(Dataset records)
──────────────────────────────
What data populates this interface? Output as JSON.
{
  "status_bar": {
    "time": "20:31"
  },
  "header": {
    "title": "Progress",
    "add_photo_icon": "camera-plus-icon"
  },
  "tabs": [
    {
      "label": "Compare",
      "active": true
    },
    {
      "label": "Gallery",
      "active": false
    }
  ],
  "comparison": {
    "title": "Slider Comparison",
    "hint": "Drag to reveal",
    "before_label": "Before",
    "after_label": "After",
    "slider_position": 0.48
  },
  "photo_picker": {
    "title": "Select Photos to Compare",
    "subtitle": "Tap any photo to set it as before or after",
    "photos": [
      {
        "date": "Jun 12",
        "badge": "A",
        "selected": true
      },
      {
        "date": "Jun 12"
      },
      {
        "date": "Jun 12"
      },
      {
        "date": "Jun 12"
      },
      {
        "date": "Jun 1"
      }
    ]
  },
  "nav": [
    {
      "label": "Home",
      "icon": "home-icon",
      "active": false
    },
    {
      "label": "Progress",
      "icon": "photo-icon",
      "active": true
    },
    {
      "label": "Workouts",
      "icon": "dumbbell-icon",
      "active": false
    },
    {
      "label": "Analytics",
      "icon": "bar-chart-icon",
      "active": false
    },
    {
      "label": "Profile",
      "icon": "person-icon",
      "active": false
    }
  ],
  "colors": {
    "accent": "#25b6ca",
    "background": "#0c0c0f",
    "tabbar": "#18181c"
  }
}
──────────────────────────────
WRITTEN PROBLEM: Write down every line of the data above that includes the string "icon".

EXPECTED ANSWER:
    "add_photo_icon": "camera-plus-icon"
      "icon": "home-icon",
      "icon": "photo-icon",
      "icon": "dumbbell-icon",
      "icon": "bar-chart-icon",
      "icon": "person-icon",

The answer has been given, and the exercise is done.